Aim =
In the data, extract each line that holds the string "name".

Source material =
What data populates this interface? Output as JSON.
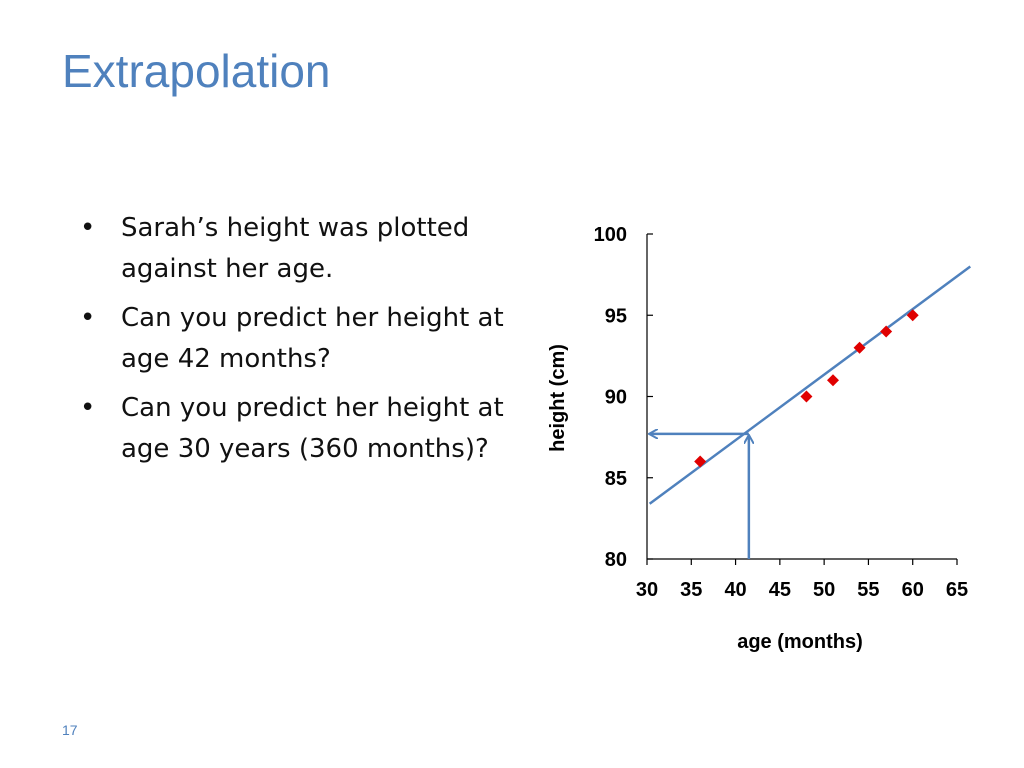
{
  "slide": {
    "title": "Extrapolation",
    "bullets": [
      "Sarah’s height was plotted against her age.",
      "Can you predict her height at age 42 months?",
      "Can you predict her height at age 30 years (360 months)?"
    ],
    "bullet_glyph": "•",
    "slide_number": "17"
  },
  "chart_data": {
    "type": "scatter",
    "xlabel": "age (months)",
    "ylabel": "height (cm)",
    "xlim": [
      30,
      65
    ],
    "ylim": [
      80,
      100
    ],
    "xticks": [
      "30",
      "35",
      "40",
      "45",
      "50",
      "55",
      "60",
      "65"
    ],
    "yticks": [
      "80",
      "85",
      "90",
      "95",
      "100"
    ],
    "grid": false,
    "points": [
      {
        "x": 36,
        "y": 86
      },
      {
        "x": 48,
        "y": 90
      },
      {
        "x": 51,
        "y": 91
      },
      {
        "x": 54,
        "y": 93
      },
      {
        "x": 57,
        "y": 94
      },
      {
        "x": 60,
        "y": 95
      }
    ],
    "trendline": {
      "x1": 30.3,
      "y1": 83.4,
      "x2": 66.5,
      "y2": 98.0
    },
    "extrapolation": {
      "x": 41.5,
      "y": 87.7
    },
    "colors": {
      "points": "#e00000",
      "trendline": "#4f81bd",
      "arrows": "#4f81bd"
    }
  }
}
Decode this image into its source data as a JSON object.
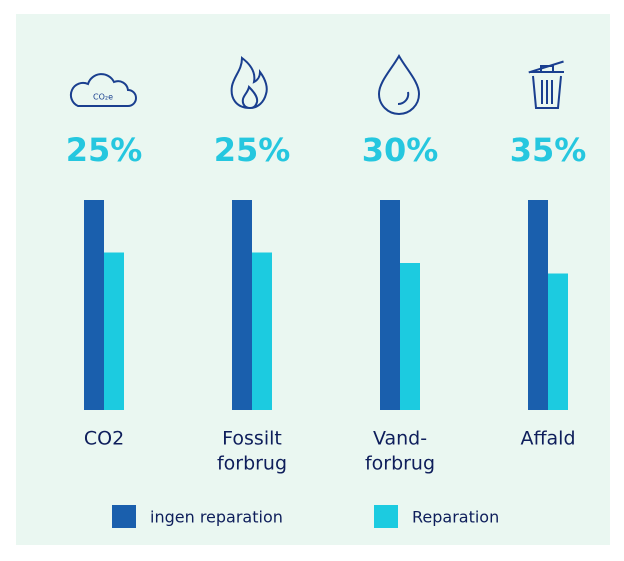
{
  "chart_data": {
    "type": "bar",
    "categories": [
      [
        "CO2"
      ],
      [
        "Fossilt",
        "forbrug"
      ],
      [
        "Vand-",
        "forbrug"
      ],
      [
        "Affald"
      ]
    ],
    "annotations": [
      "25%",
      "25%",
      "30%",
      "35%"
    ],
    "series": [
      {
        "name": "ingen reparation",
        "color": "#1a5fad",
        "values": [
          100,
          100,
          100,
          100
        ]
      },
      {
        "name": "Reparation",
        "color": "#1ccbe0",
        "values": [
          75,
          75,
          70,
          65
        ]
      }
    ],
    "ylim": [
      0,
      100
    ]
  }
}
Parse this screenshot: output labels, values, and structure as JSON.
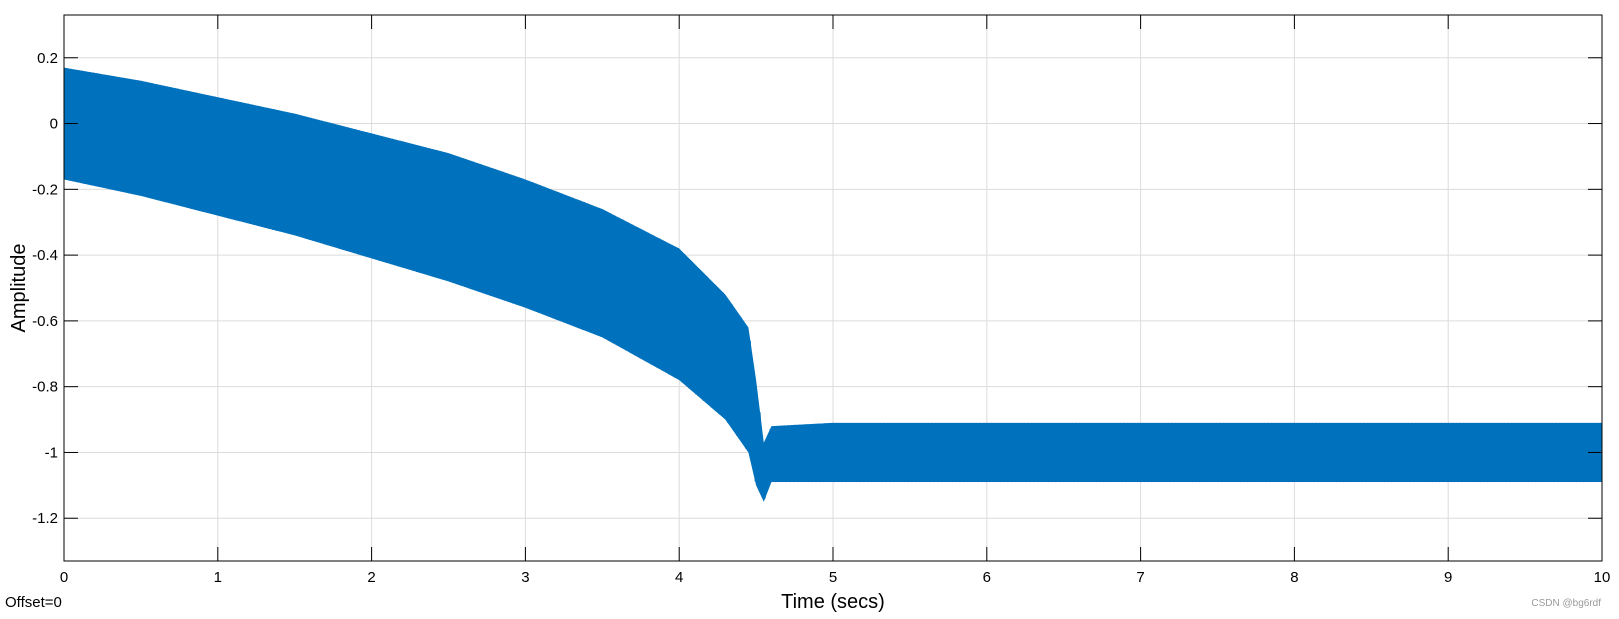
{
  "chart_data": {
    "type": "line",
    "title": "",
    "xlabel": "Time (secs)",
    "ylabel": "Amplitude",
    "xlim": [
      0,
      10
    ],
    "ylim": [
      -1.33,
      0.33
    ],
    "xticks": [
      0,
      1,
      2,
      3,
      4,
      5,
      6,
      7,
      8,
      9,
      10
    ],
    "xtick_labels": [
      "0",
      "1",
      "2",
      "3",
      "4",
      "5",
      "6",
      "7",
      "8",
      "9",
      "10"
    ],
    "yticks": [
      0.2,
      0,
      -0.2,
      -0.4,
      -0.6,
      -0.8,
      -1,
      -1.2
    ],
    "ytick_labels": [
      "0.2",
      "0",
      "-0.2",
      "-0.4",
      "-0.6",
      "-0.8",
      "-1",
      "-1.2"
    ],
    "grid": true,
    "legend": "none",
    "line_color": "#0072BD",
    "series": [
      {
        "envelope": {
          "time": [
            0,
            0.5,
            1,
            1.5,
            2,
            2.5,
            3,
            3.5,
            4,
            4.3,
            4.45,
            4.5,
            4.55,
            4.6,
            5,
            6,
            7,
            8,
            9,
            10
          ],
          "upper": [
            0.17,
            0.13,
            0.08,
            0.03,
            -0.03,
            -0.09,
            -0.17,
            -0.26,
            -0.38,
            -0.52,
            -0.62,
            -0.78,
            -0.97,
            -0.92,
            -0.91,
            -0.91,
            -0.91,
            -0.91,
            -0.91,
            -0.91
          ],
          "lower": [
            -0.17,
            -0.22,
            -0.28,
            -0.34,
            -0.41,
            -0.48,
            -0.56,
            -0.65,
            -0.78,
            -0.9,
            -1.0,
            -1.1,
            -1.15,
            -1.09,
            -1.09,
            -1.09,
            -1.09,
            -1.09,
            -1.09,
            -1.09
          ]
        }
      }
    ]
  },
  "footer": {
    "offset_text": "Offset=0",
    "watermark": "CSDN @bg6rdf"
  }
}
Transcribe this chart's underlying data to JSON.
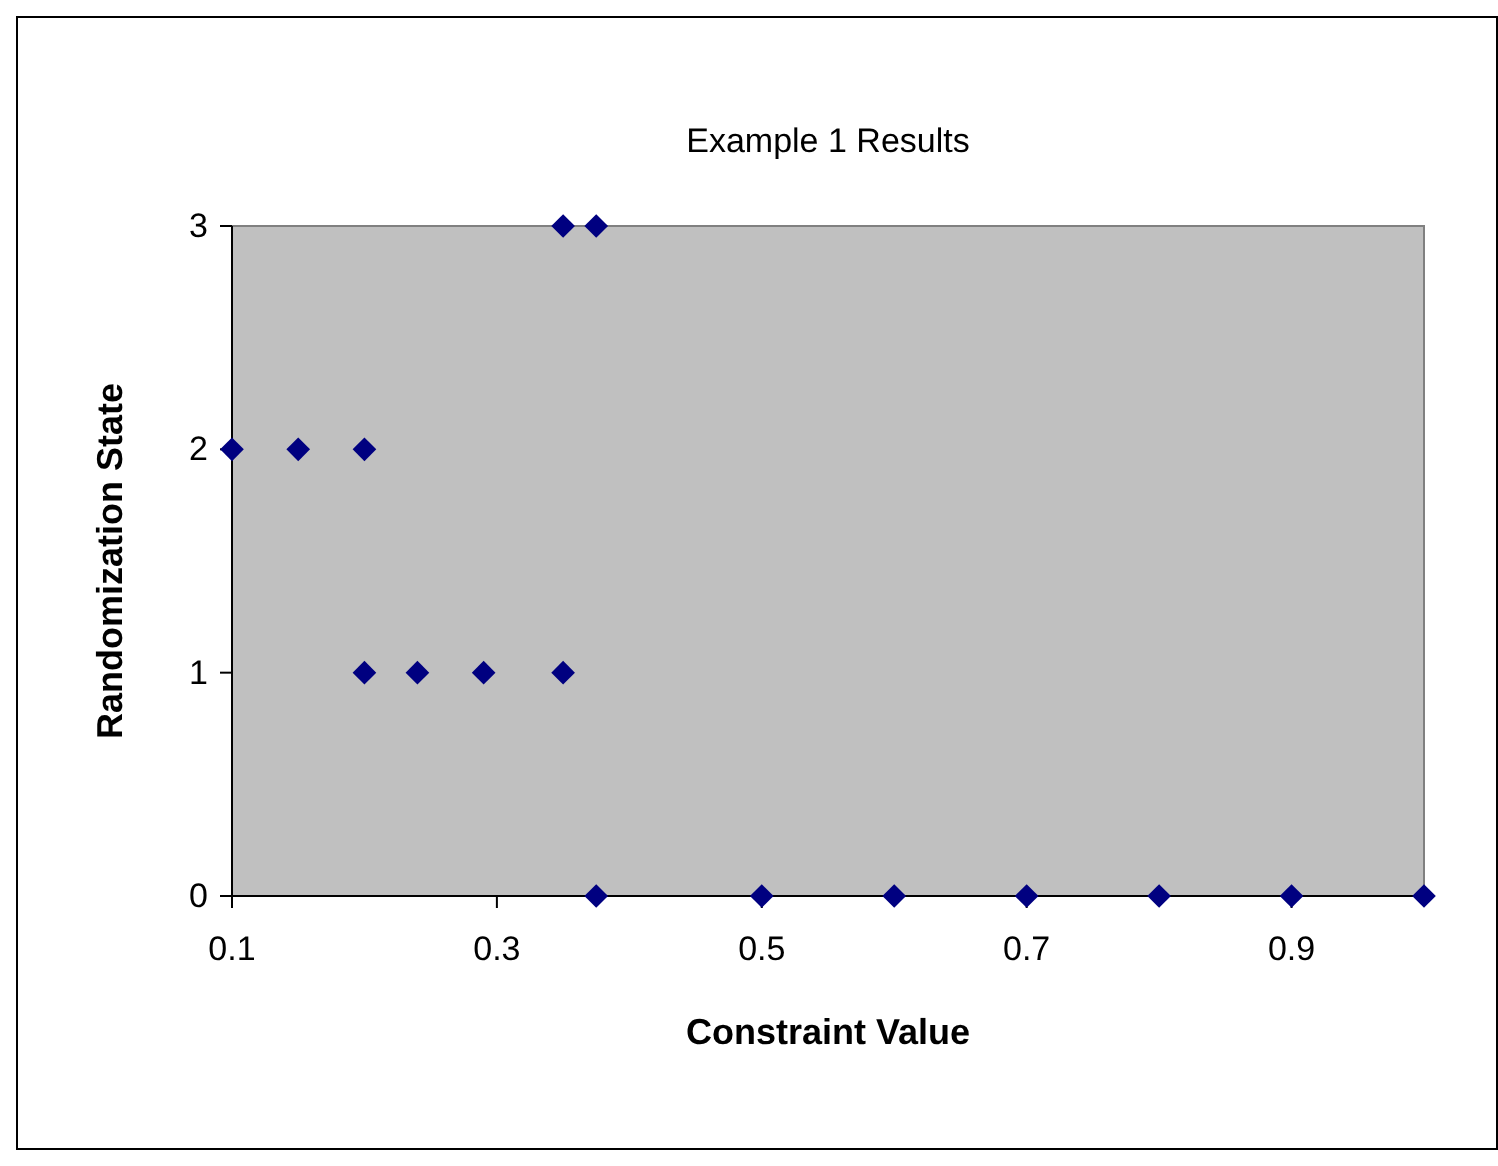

Output for this exercise =
        "name": "ingen reparation",
        "name": "Reparation",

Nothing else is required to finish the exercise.